Stated task
Go through the listing beneath this task and return every line that carries the string "WIELANDSTRASSE".
Begin Data to use
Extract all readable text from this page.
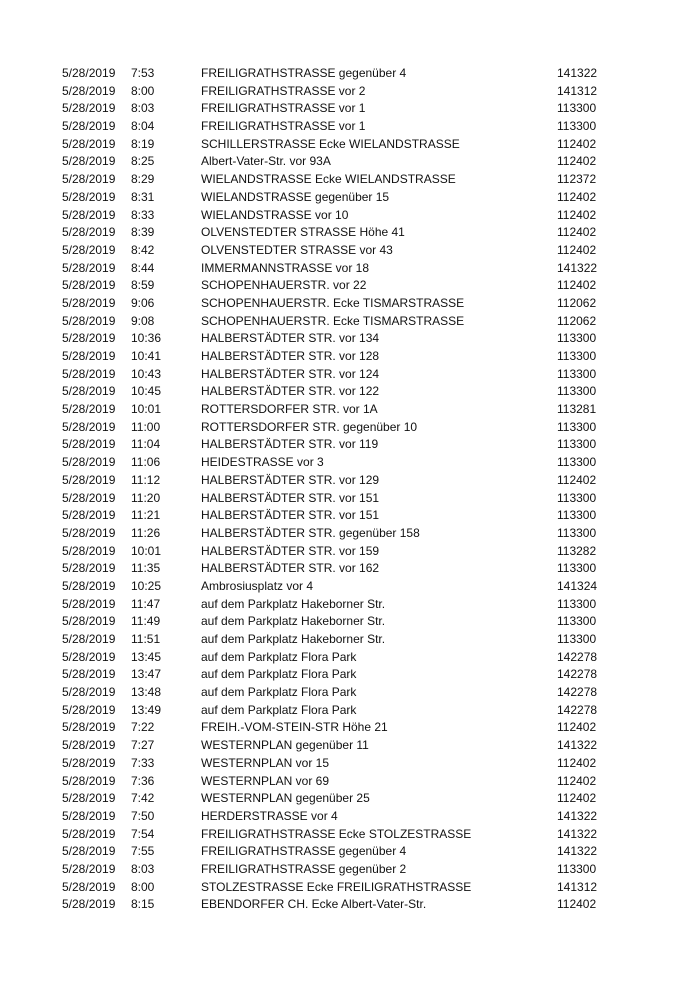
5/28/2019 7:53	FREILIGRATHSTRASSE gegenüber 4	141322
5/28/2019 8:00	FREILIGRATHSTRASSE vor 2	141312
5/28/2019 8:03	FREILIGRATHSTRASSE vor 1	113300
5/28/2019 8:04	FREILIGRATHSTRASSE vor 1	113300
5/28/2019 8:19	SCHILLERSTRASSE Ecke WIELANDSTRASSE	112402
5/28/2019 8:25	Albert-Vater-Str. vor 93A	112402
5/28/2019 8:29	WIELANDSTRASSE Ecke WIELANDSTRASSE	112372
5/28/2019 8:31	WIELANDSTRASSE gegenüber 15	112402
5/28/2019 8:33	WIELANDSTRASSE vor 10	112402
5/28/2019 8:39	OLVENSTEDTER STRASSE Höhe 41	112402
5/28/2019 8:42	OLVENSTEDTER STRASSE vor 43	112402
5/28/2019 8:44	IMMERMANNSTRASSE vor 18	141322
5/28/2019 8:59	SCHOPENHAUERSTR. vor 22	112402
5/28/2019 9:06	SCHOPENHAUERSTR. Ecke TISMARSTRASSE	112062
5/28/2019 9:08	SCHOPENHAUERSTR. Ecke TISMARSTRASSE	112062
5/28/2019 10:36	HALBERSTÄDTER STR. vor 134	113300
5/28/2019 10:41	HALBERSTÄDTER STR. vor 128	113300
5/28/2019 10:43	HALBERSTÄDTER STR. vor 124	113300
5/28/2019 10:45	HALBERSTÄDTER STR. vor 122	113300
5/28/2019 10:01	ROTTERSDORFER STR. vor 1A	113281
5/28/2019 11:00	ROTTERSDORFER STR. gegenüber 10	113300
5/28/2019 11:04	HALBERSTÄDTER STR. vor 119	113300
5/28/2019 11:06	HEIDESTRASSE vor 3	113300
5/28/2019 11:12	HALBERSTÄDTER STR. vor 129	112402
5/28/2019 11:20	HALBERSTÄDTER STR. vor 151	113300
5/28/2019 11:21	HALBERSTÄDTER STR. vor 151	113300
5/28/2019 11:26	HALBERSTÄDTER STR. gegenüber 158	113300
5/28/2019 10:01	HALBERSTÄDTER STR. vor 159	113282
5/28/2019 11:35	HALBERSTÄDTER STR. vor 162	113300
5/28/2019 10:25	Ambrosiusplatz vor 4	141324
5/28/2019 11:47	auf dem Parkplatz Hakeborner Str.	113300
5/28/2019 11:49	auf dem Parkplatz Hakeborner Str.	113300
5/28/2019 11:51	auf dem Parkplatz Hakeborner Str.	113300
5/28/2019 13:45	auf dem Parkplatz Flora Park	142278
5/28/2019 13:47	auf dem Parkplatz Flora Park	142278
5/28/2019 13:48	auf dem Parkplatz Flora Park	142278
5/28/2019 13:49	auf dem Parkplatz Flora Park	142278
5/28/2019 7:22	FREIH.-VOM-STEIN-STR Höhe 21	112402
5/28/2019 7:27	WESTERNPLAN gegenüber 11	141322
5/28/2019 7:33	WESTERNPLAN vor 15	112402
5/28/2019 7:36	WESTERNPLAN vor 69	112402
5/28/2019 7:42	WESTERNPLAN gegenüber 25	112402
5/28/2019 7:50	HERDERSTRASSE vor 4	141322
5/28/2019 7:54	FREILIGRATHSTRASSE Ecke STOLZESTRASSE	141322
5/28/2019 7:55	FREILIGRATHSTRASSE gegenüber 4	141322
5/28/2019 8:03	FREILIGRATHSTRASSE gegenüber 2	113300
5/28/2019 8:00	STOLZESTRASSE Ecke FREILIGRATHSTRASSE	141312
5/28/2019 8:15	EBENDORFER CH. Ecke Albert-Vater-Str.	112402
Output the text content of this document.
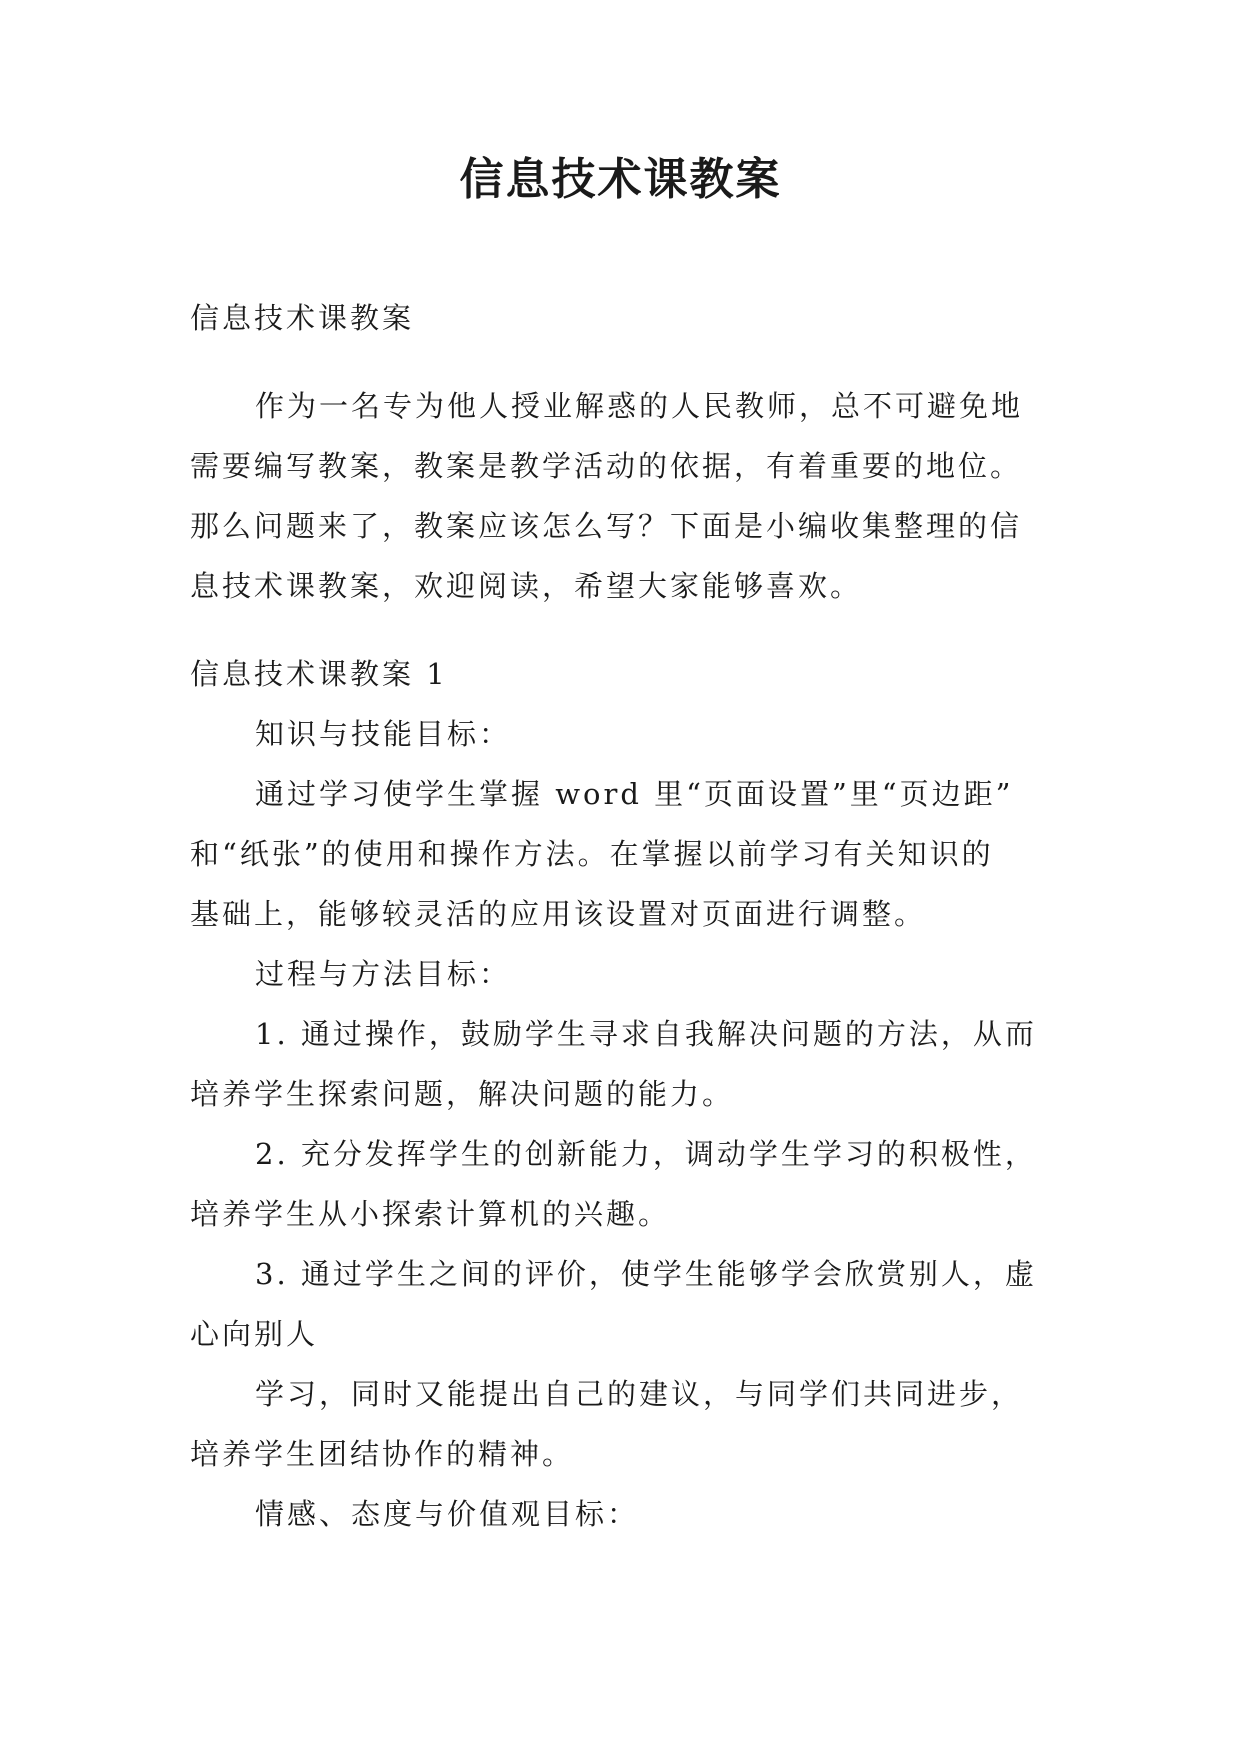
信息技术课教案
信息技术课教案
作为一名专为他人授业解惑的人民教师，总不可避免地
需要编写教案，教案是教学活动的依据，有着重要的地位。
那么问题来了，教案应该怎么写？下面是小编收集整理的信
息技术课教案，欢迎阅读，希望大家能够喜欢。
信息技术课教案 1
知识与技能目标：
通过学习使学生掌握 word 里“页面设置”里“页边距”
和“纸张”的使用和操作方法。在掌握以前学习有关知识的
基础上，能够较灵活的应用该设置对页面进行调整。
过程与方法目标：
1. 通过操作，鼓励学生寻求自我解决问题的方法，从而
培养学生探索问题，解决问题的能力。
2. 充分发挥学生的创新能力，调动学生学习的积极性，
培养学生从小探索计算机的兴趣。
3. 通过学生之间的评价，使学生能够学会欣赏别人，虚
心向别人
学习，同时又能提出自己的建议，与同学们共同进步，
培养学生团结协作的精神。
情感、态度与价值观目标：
End Data to use
Task result
5/28/2019 8:19	SCHILLERSTRASSE Ecke WIELANDSTRASSE	112402
5/28/2019 8:29	WIELANDSTRASSE Ecke WIELANDSTRASSE	112372
5/28/2019 8:31	WIELANDSTRASSE gegenüber 15	112402
5/28/2019 8:33	WIELANDSTRASSE vor 10	112402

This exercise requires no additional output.